▶ TASK PROMPT
Extract the complete data exactly as given.

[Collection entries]
---

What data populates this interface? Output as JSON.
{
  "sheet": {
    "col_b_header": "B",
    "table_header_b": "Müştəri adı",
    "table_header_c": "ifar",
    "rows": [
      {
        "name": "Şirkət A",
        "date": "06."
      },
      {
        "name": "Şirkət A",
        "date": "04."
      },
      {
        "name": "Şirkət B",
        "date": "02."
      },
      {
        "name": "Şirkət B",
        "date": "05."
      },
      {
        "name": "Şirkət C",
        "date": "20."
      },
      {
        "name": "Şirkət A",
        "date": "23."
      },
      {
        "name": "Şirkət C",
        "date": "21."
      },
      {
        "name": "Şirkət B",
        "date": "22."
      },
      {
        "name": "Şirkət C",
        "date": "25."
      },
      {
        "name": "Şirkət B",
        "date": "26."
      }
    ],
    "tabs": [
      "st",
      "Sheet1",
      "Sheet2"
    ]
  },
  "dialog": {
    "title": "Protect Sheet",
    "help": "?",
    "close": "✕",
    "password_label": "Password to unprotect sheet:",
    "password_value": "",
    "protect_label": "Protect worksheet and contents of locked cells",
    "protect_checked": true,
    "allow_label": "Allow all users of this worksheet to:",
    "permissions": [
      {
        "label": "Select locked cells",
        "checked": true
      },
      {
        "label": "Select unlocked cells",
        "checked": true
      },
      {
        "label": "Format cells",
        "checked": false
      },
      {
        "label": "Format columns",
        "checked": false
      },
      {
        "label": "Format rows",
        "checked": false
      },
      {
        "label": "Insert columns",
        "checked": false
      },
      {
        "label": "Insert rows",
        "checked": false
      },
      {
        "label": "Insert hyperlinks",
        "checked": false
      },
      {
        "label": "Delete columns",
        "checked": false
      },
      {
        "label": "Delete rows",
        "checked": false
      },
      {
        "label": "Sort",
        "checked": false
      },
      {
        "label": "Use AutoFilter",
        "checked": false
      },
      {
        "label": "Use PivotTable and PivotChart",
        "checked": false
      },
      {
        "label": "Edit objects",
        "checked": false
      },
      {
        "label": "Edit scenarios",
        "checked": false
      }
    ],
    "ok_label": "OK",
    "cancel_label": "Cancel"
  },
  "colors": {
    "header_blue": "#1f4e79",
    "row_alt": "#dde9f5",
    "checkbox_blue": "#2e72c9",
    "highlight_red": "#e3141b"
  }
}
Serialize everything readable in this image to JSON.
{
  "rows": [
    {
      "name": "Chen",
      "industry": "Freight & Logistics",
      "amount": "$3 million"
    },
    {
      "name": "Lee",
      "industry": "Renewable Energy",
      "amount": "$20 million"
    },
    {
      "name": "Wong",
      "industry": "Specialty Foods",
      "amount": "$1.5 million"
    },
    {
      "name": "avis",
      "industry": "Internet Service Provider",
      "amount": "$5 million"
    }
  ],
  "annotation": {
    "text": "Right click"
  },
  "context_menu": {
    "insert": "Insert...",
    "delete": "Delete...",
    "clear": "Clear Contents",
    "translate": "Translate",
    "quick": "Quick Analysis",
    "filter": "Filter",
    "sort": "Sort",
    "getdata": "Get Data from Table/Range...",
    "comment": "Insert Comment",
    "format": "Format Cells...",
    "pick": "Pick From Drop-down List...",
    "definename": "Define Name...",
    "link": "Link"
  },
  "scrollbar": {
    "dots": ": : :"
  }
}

---

▶ SOLUTION
What data populates this interface? Output as JSON.
{
  "sheet": {
    "col_b_header": "B",
    "table_header_b": "Müştəri adı",
    "table_header_c": "ifar",
    "rows": [
      {
        "name": "Şirkət A",
        "date": "06."
      },
      {
        "name": "Şirkət A",
        "date": "04."
      },
      {
        "name": "Şirkət B",
        "date": "02."
      },
      {
        "name": "Şirkət B",
        "date": "05."
      },
      {
        "name": "Şirkət C",
        "date": "20."
      },
      {
        "name": "Şirkət A",
        "date": "23."
      },
      {
        "name": "Şirkət C",
        "date": "21."
      },
      {
        "name": "Şirkət B",
        "date": "22."
      },
      {
        "name": "Şirkət C",
        "date": "25."
      },
      {
        "name": "Şirkət B",
        "date": "26."
      }
    ],
    "tabs": [
      "st",
      "Sheet1",
      "Sheet2"
    ]
  },
  "dialog": {
    "title": "Protect Sheet",
    "help": "?",
    "close": "✕",
    "password_label": "Password to unprotect sheet:",
    "password_value": "",
    "protect_label": "Protect worksheet and contents of locked cells",
    "protect_checked": true,
    "allow_label": "Allow all users of this worksheet to:",
    "permissions": [
      {
        "label": "Select locked cells",
        "checked": true
      },
      {
        "label": "Select unlocked cells",
        "checked": true
      },
      {
        "label": "Format cells",
        "checked": false
      },
      {
        "label": "Format columns",
        "checked": false
      },
      {
        "label": "Format rows",
        "checked": false
      },
      {
        "label": "Insert columns",
        "checked": false
      },
      {
        "label": "Insert rows",
        "checked": false
      },
      {
        "label": "Insert hyperlinks",
        "checked": false
      },
      {
        "label": "Delete columns",
        "checked": false
      },
      {
        "label": "Delete rows",
        "checked": false
      },
      {
        "label": "Sort",
        "checked": false
      },
      {
        "label": "Use AutoFilter",
        "checked": false
      },
      {
        "label": "Use PivotTable and PivotChart",
        "checked": false
      },
      {
        "label": "Edit objects",
        "checked": false
      },
      {
        "label": "Edit scenarios",
        "checked": false
      }
    ],
    "ok_label": "OK",
    "cancel_label": "Cancel"
  },
  "colors": {
    "header_blue": "#1f4e79",
    "row_alt": "#dde9f5",
    "checkbox_blue": "#2e72c9",
    "highlight_red": "#e3141b"
  }
}
Serialize everything readable in this image to JSON.
{
  "rows": [
    {
      "name": "Chen",
      "industry": "Freight & Logistics",
      "amount": "$3 million"
    },
    {
      "name": "Lee",
      "industry": "Renewable Energy",
      "amount": "$20 million"
    },
    {
      "name": "Wong",
      "industry": "Specialty Foods",
      "amount": "$1.5 million"
    },
    {
      "name": "avis",
      "industry": "Internet Service Provider",
      "amount": "$5 million"
    }
  ],
  "annotation": {
    "text": "Right click"
  },
  "context_menu": {
    "insert": "Insert...",
    "delete": "Delete...",
    "clear": "Clear Contents",
    "translate": "Translate",
    "quick": "Quick Analysis",
    "filter": "Filter",
    "sort": "Sort",
    "getdata": "Get Data from Table/Range...",
    "comment": "Insert Comment",
    "format": "Format Cells...",
    "pick": "Pick From Drop-down List...",
    "definename": "Define Name...",
    "link": "Link"
  },
  "scrollbar": {
    "dots": ": : :"
  }
}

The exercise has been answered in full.